--- Extracted records ---
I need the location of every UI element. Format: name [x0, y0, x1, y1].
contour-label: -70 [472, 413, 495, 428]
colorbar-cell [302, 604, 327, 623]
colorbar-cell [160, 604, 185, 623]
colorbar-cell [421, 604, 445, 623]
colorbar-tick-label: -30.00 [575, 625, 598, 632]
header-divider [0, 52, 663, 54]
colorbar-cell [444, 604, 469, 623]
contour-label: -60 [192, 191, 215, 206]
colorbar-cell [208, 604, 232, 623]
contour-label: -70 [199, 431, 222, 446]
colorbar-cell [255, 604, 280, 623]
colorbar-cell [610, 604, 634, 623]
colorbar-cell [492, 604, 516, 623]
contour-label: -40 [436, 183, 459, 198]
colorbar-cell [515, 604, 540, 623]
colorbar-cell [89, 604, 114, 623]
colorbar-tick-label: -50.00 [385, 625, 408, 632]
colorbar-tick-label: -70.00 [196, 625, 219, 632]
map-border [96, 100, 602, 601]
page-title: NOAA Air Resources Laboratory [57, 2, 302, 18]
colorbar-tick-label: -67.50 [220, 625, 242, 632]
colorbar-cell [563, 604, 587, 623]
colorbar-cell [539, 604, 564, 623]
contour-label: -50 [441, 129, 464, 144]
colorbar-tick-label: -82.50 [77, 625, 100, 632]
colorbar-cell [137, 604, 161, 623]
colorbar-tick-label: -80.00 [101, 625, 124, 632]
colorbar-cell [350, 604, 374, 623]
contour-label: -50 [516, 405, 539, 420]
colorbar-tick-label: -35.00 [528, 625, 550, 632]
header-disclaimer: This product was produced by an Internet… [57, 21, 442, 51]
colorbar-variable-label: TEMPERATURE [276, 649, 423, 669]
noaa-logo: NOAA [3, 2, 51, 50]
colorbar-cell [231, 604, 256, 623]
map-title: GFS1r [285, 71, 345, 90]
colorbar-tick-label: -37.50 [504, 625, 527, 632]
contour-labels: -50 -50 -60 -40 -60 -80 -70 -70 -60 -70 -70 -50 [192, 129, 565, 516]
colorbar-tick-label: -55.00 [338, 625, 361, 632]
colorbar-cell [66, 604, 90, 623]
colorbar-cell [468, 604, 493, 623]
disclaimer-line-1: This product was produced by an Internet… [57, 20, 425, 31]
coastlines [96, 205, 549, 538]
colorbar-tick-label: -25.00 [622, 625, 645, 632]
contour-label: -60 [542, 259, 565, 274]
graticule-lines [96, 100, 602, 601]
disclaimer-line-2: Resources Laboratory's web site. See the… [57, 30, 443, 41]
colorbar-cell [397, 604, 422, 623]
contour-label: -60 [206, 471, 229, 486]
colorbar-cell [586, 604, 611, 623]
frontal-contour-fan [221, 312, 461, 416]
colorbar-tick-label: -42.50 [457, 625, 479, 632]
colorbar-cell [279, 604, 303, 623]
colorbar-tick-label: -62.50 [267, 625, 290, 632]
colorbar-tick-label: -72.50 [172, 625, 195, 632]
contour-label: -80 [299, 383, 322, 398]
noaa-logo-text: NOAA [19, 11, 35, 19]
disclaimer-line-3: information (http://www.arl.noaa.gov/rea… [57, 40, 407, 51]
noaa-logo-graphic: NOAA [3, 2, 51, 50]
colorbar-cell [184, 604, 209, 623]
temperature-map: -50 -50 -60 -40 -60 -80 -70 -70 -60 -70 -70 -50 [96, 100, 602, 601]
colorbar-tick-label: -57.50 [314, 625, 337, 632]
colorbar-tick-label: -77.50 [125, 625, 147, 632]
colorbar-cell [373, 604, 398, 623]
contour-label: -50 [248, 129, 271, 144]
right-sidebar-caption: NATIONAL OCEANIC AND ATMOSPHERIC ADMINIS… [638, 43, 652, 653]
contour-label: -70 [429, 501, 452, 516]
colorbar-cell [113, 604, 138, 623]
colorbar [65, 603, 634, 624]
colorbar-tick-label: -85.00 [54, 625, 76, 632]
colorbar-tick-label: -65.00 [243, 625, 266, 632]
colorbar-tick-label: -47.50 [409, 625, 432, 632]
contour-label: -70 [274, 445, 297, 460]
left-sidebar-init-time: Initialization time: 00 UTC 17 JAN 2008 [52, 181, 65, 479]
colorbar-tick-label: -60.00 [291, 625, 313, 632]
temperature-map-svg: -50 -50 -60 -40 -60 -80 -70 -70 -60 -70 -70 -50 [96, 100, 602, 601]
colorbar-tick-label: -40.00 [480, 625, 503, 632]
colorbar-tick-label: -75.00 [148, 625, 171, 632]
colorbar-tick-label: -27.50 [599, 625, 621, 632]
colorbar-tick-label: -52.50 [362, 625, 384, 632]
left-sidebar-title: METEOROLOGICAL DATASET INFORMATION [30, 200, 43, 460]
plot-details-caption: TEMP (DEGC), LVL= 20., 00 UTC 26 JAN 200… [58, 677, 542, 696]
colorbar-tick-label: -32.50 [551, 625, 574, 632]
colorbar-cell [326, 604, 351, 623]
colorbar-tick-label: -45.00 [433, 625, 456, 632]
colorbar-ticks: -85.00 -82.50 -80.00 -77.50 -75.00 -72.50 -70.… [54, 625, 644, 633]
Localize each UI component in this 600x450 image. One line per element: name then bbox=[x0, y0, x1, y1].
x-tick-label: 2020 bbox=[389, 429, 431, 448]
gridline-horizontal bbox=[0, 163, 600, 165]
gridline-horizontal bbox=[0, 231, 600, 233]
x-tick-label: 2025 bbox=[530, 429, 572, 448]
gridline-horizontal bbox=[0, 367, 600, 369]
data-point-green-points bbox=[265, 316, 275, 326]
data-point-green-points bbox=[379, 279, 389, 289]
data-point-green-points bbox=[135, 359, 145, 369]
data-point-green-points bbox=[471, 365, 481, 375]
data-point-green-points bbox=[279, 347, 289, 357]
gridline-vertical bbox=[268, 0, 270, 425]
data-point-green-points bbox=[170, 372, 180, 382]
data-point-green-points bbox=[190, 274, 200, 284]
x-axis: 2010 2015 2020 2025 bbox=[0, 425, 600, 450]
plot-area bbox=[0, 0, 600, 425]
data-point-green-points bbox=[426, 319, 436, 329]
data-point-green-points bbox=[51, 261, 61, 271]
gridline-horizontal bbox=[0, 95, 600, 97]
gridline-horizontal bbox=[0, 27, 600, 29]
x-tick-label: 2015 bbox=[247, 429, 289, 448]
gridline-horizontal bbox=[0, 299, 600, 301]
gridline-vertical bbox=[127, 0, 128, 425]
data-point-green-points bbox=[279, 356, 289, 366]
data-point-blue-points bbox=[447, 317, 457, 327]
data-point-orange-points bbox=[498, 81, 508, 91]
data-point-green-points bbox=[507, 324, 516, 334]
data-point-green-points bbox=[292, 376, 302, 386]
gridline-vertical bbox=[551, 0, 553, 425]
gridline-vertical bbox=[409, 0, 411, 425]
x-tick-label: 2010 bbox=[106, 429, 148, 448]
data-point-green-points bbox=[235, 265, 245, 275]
---
» **The task**: Transcribe every line of the entries above without changing anything.

» **The reply**:
I need the location of every UI element. Format: name [x0, y0, x1, y1].
contour-label: -70 [472, 413, 495, 428]
colorbar-cell [302, 604, 327, 623]
colorbar-cell [160, 604, 185, 623]
colorbar-cell [421, 604, 445, 623]
colorbar-tick-label: -30.00 [575, 625, 598, 632]
header-divider [0, 52, 663, 54]
colorbar-cell [444, 604, 469, 623]
contour-label: -60 [192, 191, 215, 206]
colorbar-cell [208, 604, 232, 623]
contour-label: -70 [199, 431, 222, 446]
colorbar-cell [255, 604, 280, 623]
colorbar-cell [610, 604, 634, 623]
colorbar-cell [492, 604, 516, 623]
contour-label: -40 [436, 183, 459, 198]
colorbar-cell [515, 604, 540, 623]
colorbar-cell [89, 604, 114, 623]
colorbar-tick-label: -50.00 [385, 625, 408, 632]
colorbar-tick-label: -70.00 [196, 625, 219, 632]
map-border [96, 100, 602, 601]
page-title: NOAA Air Resources Laboratory [57, 2, 302, 18]
colorbar-tick-label: -67.50 [220, 625, 242, 632]
colorbar-cell [563, 604, 587, 623]
colorbar-cell [539, 604, 564, 623]
contour-label: -50 [441, 129, 464, 144]
colorbar-tick-label: -82.50 [77, 625, 100, 632]
colorbar-cell [137, 604, 161, 623]
colorbar-tick-label: -80.00 [101, 625, 124, 632]
colorbar-cell [350, 604, 374, 623]
contour-label: -50 [516, 405, 539, 420]
colorbar-tick-label: -35.00 [528, 625, 550, 632]
header-disclaimer: This product was produced by an Internet… [57, 21, 442, 51]
colorbar-variable-label: TEMPERATURE [276, 649, 423, 669]
noaa-logo: NOAA [3, 2, 51, 50]
colorbar-cell [231, 604, 256, 623]
map-title: GFS1r [285, 71, 345, 90]
colorbar-tick-label: -37.50 [504, 625, 527, 632]
contour-labels: -50 -50 -60 -40 -60 -80 -70 -70 -60 -70 -70 -50 [192, 129, 565, 516]
colorbar-tick-label: -55.00 [338, 625, 361, 632]
colorbar-cell [66, 604, 90, 623]
colorbar-cell [468, 604, 493, 623]
disclaimer-line-1: This product was produced by an Internet… [57, 20, 425, 31]
coastlines [96, 205, 549, 538]
colorbar-tick-label: -25.00 [622, 625, 645, 632]
contour-label: -60 [542, 259, 565, 274]
graticule-lines [96, 100, 602, 601]
disclaimer-line-2: Resources Laboratory's web site. See the… [57, 30, 443, 41]
colorbar-cell [397, 604, 422, 623]
contour-label: -60 [206, 471, 229, 486]
colorbar-cell [586, 604, 611, 623]
frontal-contour-fan [221, 312, 461, 416]
colorbar-tick-label: -42.50 [457, 625, 479, 632]
colorbar-cell [279, 604, 303, 623]
colorbar-tick-label: -62.50 [267, 625, 290, 632]
colorbar-tick-label: -72.50 [172, 625, 195, 632]
contour-label: -80 [299, 383, 322, 398]
noaa-logo-text: NOAA [19, 11, 35, 19]
disclaimer-line-3: information (http://www.arl.noaa.gov/rea… [57, 40, 407, 51]
noaa-logo-graphic: NOAA [3, 2, 51, 50]
colorbar-cell [184, 604, 209, 623]
temperature-map: -50 -50 -60 -40 -60 -80 -70 -70 -60 -70 -70 -50 [96, 100, 602, 601]
colorbar-tick-label: -57.50 [314, 625, 337, 632]
colorbar-tick-label: -77.50 [125, 625, 147, 632]
colorbar-cell [373, 604, 398, 623]
contour-label: -50 [248, 129, 271, 144]
right-sidebar-caption: NATIONAL OCEANIC AND ATMOSPHERIC ADMINIS… [638, 43, 652, 653]
contour-label: -70 [429, 501, 452, 516]
colorbar-cell [113, 604, 138, 623]
colorbar [65, 603, 634, 624]
colorbar-tick-label: -85.00 [54, 625, 76, 632]
colorbar-tick-label: -65.00 [243, 625, 266, 632]
colorbar-tick-label: -47.50 [409, 625, 432, 632]
contour-label: -70 [274, 445, 297, 460]
left-sidebar-init-time: Initialization time: 00 UTC 17 JAN 2008 [52, 181, 65, 479]
colorbar-tick-label: -60.00 [291, 625, 313, 632]
temperature-map-svg: -50 -50 -60 -40 -60 -80 -70 -70 -60 -70 -70 -50 [96, 100, 602, 601]
colorbar-tick-label: -40.00 [480, 625, 503, 632]
colorbar-tick-label: -75.00 [148, 625, 171, 632]
colorbar-tick-label: -27.50 [599, 625, 621, 632]
colorbar-tick-label: -52.50 [362, 625, 384, 632]
left-sidebar-title: METEOROLOGICAL DATASET INFORMATION [30, 200, 43, 460]
plot-details-caption: TEMP (DEGC), LVL= 20., 00 UTC 26 JAN 200… [58, 677, 542, 696]
colorbar-tick-label: -32.50 [551, 625, 574, 632]
colorbar-cell [326, 604, 351, 623]
colorbar-tick-label: -45.00 [433, 625, 456, 632]
colorbar-ticks: -85.00 -82.50 -80.00 -77.50 -75.00 -72.50 -70.… [54, 625, 644, 633]
Localize each UI component in this 600x450 image. One line per element: name then bbox=[x0, y0, x1, y1].
x-tick-label: 2020 bbox=[389, 429, 431, 448]
gridline-horizontal bbox=[0, 163, 600, 165]
gridline-horizontal bbox=[0, 231, 600, 233]
x-tick-label: 2025 bbox=[530, 429, 572, 448]
gridline-horizontal bbox=[0, 367, 600, 369]
data-point-green-points bbox=[265, 316, 275, 326]
data-point-green-points bbox=[379, 279, 389, 289]
data-point-green-points bbox=[135, 359, 145, 369]
data-point-green-points bbox=[471, 365, 481, 375]
data-point-green-points bbox=[279, 347, 289, 357]
gridline-vertical bbox=[268, 0, 270, 425]
data-point-green-points bbox=[170, 372, 180, 382]
data-point-green-points bbox=[190, 274, 200, 284]
x-axis: 2010 2015 2020 2025 bbox=[0, 425, 600, 450]
plot-area bbox=[0, 0, 600, 425]
data-point-green-points bbox=[426, 319, 436, 329]
data-point-green-points bbox=[51, 261, 61, 271]
gridline-horizontal bbox=[0, 95, 600, 97]
gridline-horizontal bbox=[0, 27, 600, 29]
x-tick-label: 2015 bbox=[247, 429, 289, 448]
gridline-horizontal bbox=[0, 299, 600, 301]
gridline-vertical bbox=[127, 0, 128, 425]
data-point-green-points bbox=[279, 356, 289, 366]
data-point-blue-points bbox=[447, 317, 457, 327]
data-point-orange-points bbox=[498, 81, 508, 91]
data-point-green-points bbox=[507, 324, 516, 334]
data-point-green-points bbox=[292, 376, 302, 386]
gridline-vertical bbox=[551, 0, 553, 425]
gridline-vertical bbox=[409, 0, 411, 425]
x-tick-label: 2010 bbox=[106, 429, 148, 448]
data-point-green-points bbox=[235, 265, 245, 275]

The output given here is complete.